What is expected :: Copy every record exactly, and keep the pictures out.

Extracted information ::
========================================================================
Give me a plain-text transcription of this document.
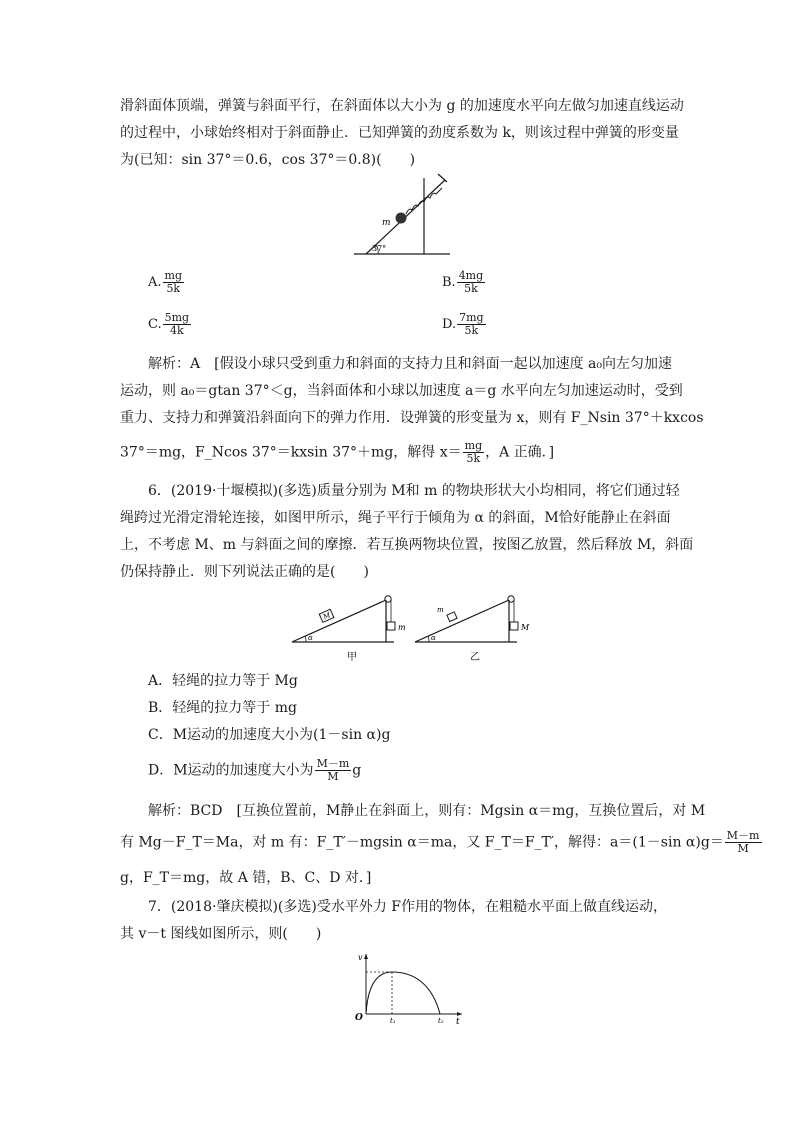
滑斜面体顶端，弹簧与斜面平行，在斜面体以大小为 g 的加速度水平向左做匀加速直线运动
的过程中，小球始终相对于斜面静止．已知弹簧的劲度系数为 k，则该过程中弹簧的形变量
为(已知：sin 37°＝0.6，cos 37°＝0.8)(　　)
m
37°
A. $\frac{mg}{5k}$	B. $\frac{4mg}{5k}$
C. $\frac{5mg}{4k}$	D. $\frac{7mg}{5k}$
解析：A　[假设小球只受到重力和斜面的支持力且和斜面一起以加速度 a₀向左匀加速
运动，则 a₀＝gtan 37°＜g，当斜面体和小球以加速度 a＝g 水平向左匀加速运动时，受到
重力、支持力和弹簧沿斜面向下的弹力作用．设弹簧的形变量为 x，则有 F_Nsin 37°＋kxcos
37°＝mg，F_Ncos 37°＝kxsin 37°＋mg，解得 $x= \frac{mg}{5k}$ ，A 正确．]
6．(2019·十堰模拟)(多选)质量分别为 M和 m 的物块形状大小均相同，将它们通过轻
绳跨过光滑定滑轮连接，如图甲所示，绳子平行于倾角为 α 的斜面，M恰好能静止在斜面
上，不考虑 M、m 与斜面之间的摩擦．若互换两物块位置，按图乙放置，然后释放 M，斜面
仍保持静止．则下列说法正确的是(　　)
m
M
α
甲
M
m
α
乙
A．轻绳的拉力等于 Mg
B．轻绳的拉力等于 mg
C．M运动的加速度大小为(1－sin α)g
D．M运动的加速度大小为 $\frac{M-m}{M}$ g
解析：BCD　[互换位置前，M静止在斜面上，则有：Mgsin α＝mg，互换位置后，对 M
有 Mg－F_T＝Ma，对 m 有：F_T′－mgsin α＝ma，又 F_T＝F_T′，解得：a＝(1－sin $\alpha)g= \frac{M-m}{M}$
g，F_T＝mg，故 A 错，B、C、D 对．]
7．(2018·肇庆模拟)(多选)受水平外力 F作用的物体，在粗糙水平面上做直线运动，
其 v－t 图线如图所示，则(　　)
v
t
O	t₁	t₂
========================================================================
Exercise solution ::
Give me a plain-text transcription of this document.
滑斜面体顶端，弹簧与斜面平行，在斜面体以大小为 g 的加速度水平向左做匀加速直线运动
的过程中，小球始终相对于斜面静止．已知弹簧的劲度系数为 k，则该过程中弹簧的形变量
为(已知：sin 37°＝0.6，cos 37°＝0.8)(　　)
m
37°
A. $\frac{mg}{5k}$	B. $\frac{4mg}{5k}$
C. $\frac{5mg}{4k}$	D. $\frac{7mg}{5k}$
解析：A　[假设小球只受到重力和斜面的支持力且和斜面一起以加速度 a₀向左匀加速
运动，则 a₀＝gtan 37°＜g，当斜面体和小球以加速度 a＝g 水平向左匀加速运动时，受到
重力、支持力和弹簧沿斜面向下的弹力作用．设弹簧的形变量为 x，则有 F_Nsin 37°＋kxcos
37°＝mg，F_Ncos 37°＝kxsin 37°＋mg，解得 $x= \frac{mg}{5k}$ ，A 正确．]
6．(2019·十堰模拟)(多选)质量分别为 M和 m 的物块形状大小均相同，将它们通过轻
绳跨过光滑定滑轮连接，如图甲所示，绳子平行于倾角为 α 的斜面，M恰好能静止在斜面
上，不考虑 M、m 与斜面之间的摩擦．若互换两物块位置，按图乙放置，然后释放 M，斜面
仍保持静止．则下列说法正确的是(　　)
m
M
α
甲
M
m
α
乙
A．轻绳的拉力等于 Mg
B．轻绳的拉力等于 mg
C．M运动的加速度大小为(1－sin α)g
D．M运动的加速度大小为 $\frac{M-m}{M}$ g
解析：BCD　[互换位置前，M静止在斜面上，则有：Mgsin α＝mg，互换位置后，对 M
有 Mg－F_T＝Ma，对 m 有：F_T′－mgsin α＝ma，又 F_T＝F_T′，解得：a＝(1－sin $\alpha)g= \frac{M-m}{M}$
g，F_T＝mg，故 A 错，B、C、D 对．]
7．(2018·肇庆模拟)(多选)受水平外力 F作用的物体，在粗糙水平面上做直线运动，
其 v－t 图线如图所示，则(　　)
v
t
O	t₁	t₂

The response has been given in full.